--- WHAT YOU NEED TO DO ---
Keep only the lines of the listing that include the word "title", and copy them.

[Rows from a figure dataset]
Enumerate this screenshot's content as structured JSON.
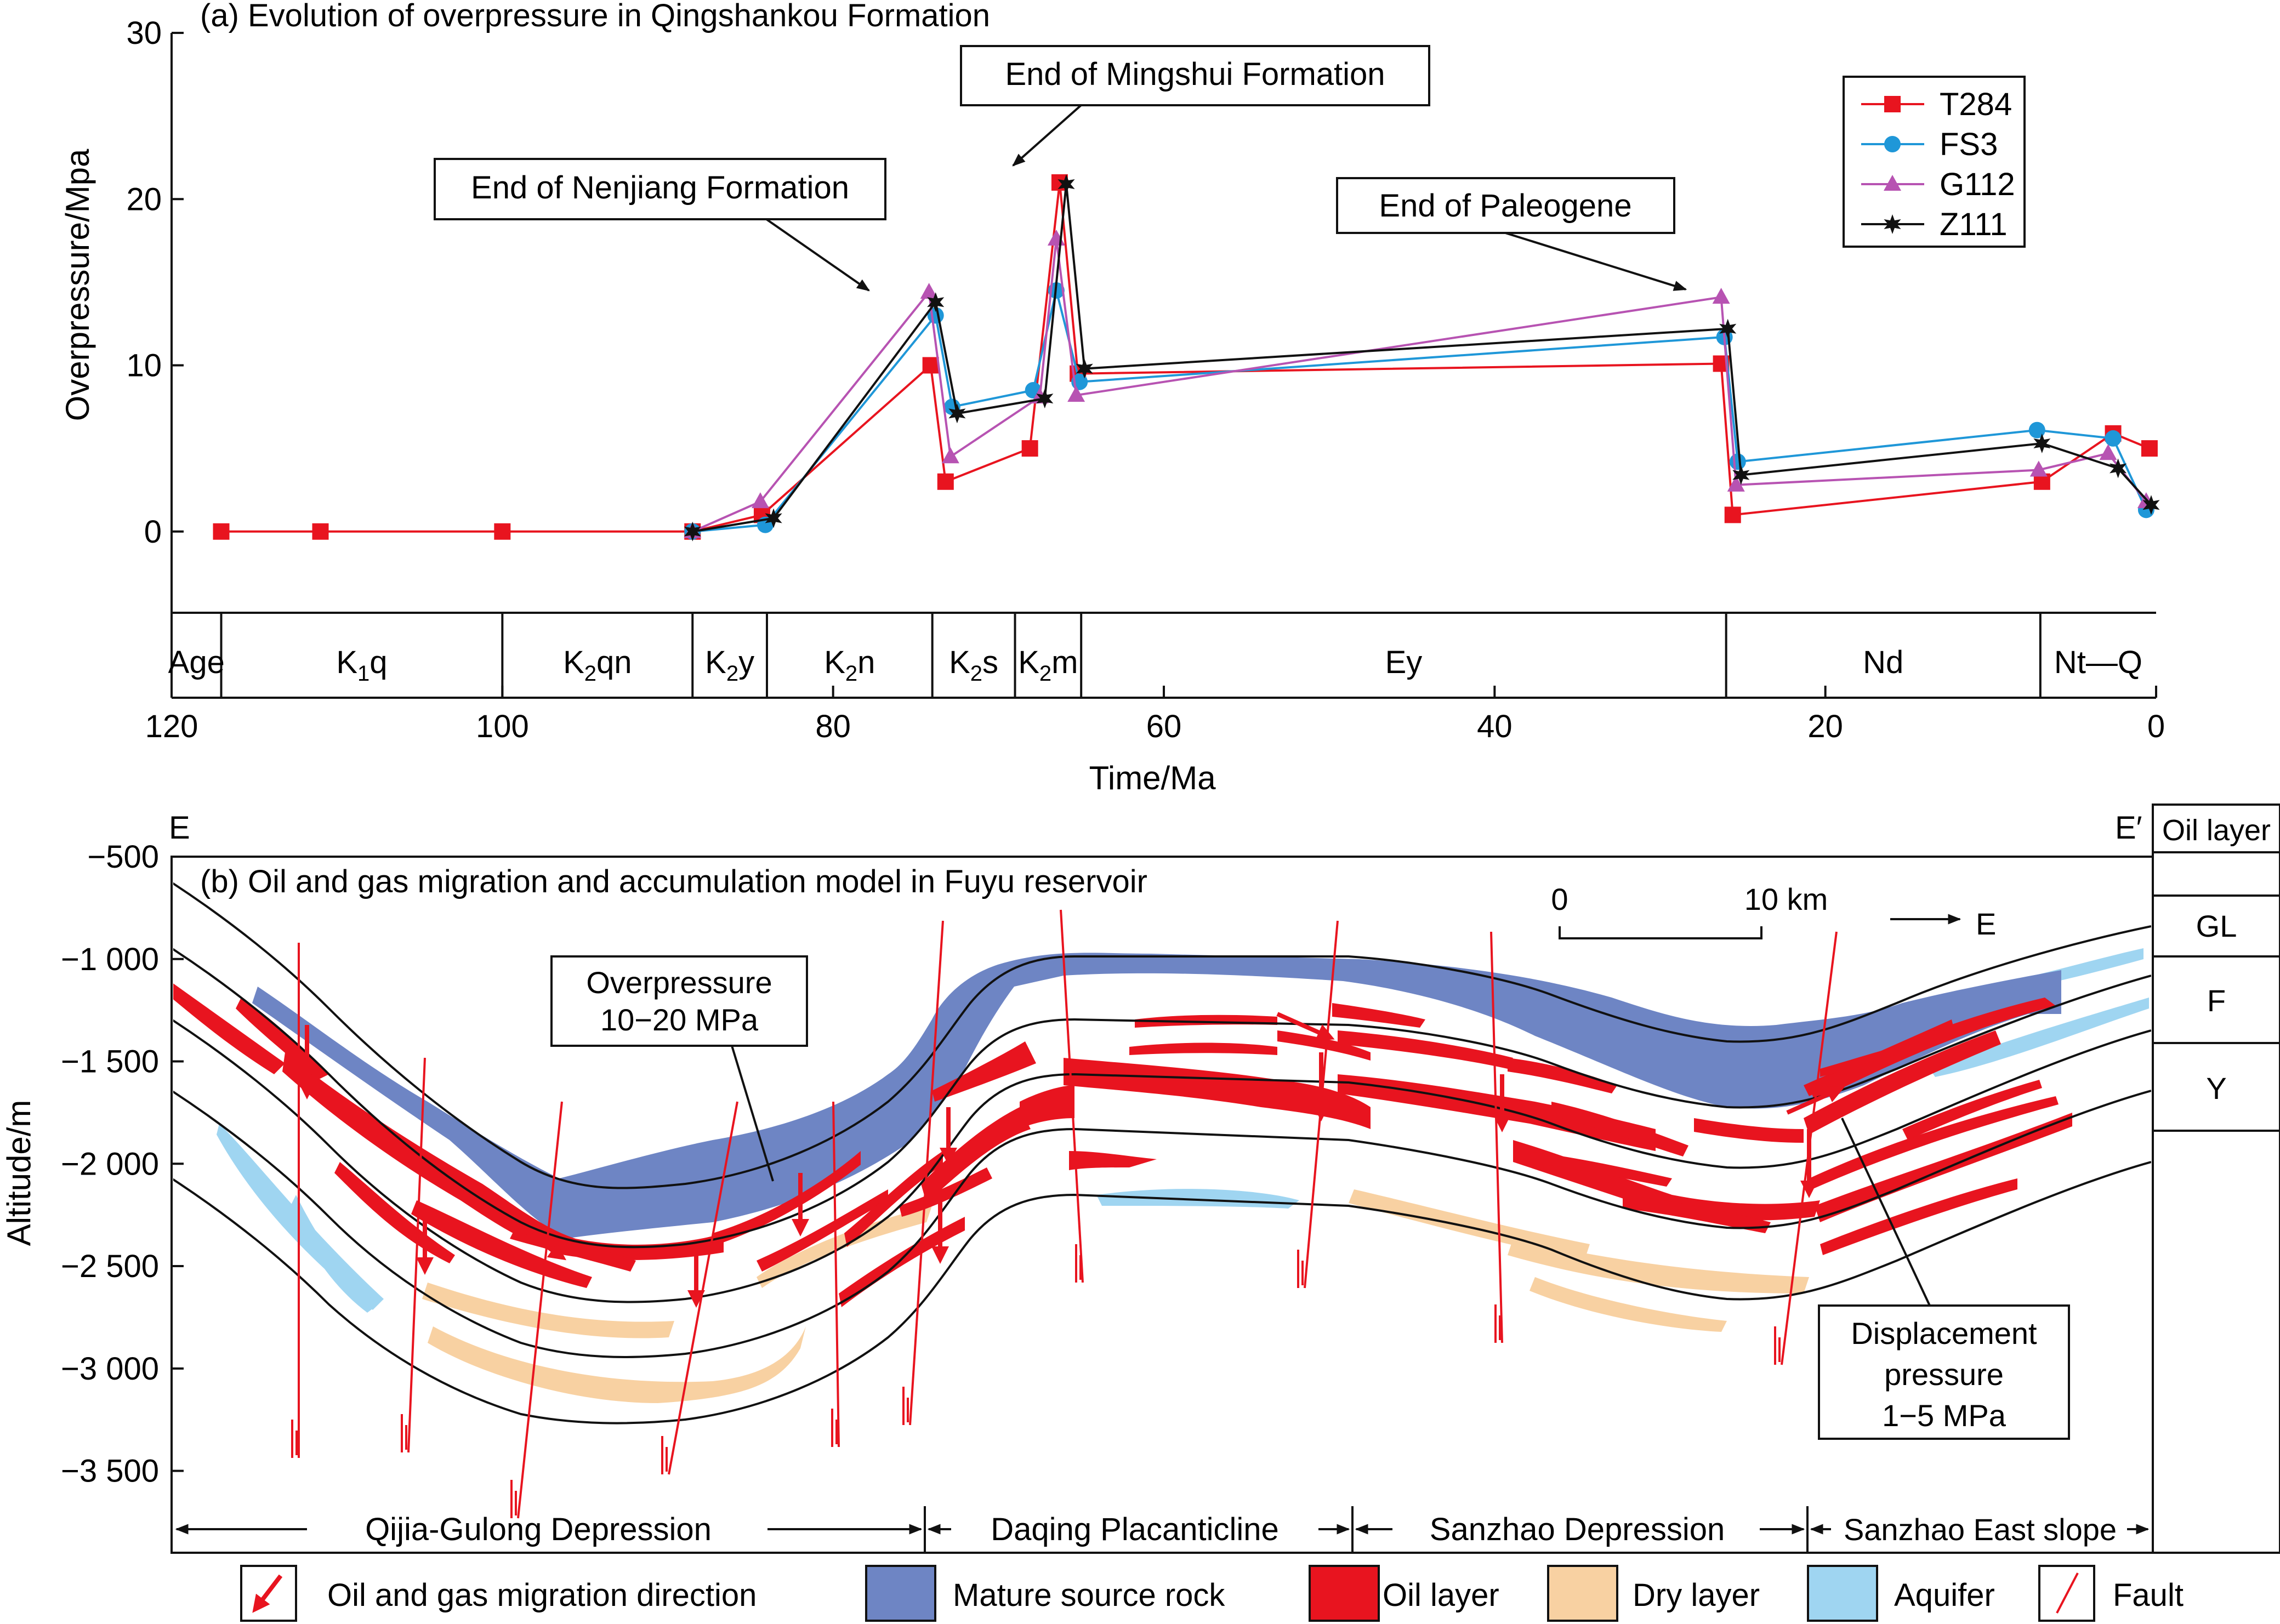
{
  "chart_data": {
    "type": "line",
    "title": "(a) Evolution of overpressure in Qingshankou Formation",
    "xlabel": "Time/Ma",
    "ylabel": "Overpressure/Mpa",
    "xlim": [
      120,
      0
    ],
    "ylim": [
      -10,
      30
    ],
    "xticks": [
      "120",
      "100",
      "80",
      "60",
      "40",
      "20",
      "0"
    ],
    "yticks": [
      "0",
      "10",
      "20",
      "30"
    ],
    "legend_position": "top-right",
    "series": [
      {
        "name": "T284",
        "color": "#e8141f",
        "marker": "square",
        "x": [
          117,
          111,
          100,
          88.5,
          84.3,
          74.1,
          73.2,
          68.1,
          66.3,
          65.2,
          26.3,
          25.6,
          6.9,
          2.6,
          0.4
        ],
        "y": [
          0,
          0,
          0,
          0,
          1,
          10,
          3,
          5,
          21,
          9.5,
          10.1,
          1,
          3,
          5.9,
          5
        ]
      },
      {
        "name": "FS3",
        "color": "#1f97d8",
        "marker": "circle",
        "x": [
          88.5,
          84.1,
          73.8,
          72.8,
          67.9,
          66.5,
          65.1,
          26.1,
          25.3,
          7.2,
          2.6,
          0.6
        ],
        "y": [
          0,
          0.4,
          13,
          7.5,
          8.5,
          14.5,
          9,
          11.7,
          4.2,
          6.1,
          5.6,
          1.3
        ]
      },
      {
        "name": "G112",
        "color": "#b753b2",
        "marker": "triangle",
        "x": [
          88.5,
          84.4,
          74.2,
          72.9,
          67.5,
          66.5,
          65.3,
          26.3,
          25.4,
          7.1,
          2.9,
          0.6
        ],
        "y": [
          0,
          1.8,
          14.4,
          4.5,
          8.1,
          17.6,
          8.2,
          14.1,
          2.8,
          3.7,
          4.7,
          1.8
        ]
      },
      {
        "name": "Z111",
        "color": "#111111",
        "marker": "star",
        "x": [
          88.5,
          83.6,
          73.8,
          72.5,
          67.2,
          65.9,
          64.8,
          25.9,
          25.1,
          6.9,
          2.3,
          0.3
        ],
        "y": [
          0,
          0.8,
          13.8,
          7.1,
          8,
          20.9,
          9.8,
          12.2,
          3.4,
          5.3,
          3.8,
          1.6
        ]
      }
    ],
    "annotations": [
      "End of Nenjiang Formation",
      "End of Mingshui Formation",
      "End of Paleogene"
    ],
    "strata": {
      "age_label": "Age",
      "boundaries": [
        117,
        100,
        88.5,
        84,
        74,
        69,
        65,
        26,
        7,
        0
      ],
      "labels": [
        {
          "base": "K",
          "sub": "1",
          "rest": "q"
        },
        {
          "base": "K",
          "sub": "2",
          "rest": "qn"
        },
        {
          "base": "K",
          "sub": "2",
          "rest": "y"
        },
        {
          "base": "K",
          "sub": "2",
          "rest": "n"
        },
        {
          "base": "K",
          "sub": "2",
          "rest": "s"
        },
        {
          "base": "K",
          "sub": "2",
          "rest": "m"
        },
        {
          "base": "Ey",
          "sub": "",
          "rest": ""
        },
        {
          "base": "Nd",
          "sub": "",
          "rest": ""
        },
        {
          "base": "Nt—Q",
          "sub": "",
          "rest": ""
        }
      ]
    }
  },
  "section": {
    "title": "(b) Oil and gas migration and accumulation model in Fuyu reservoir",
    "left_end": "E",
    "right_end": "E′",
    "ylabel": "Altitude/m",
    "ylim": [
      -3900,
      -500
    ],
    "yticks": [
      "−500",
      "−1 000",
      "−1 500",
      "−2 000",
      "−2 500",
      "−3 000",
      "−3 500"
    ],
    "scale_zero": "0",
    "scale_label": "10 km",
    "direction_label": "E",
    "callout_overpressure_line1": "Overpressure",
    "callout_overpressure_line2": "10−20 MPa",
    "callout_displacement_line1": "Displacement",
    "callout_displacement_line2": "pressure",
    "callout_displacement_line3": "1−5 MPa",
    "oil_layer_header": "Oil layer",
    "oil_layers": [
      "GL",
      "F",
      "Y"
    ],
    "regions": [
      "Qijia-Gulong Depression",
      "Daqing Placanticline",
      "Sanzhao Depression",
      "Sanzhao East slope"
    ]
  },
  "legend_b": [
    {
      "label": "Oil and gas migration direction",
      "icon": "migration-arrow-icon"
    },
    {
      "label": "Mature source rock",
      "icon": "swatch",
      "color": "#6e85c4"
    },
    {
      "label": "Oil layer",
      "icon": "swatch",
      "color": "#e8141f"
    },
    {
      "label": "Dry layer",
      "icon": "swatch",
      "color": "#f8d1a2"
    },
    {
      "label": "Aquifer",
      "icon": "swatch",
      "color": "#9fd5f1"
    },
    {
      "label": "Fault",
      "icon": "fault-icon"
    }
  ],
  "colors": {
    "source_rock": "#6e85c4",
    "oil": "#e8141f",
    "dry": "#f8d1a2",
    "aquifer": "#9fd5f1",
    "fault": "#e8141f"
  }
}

--- WRITTEN RESPONSE ---
    "title": "(a) Evolution of overpressure in Qingshankou Formation",
    "title": "(b) Oil and gas migration and accumulation model in Fuyu reservoir",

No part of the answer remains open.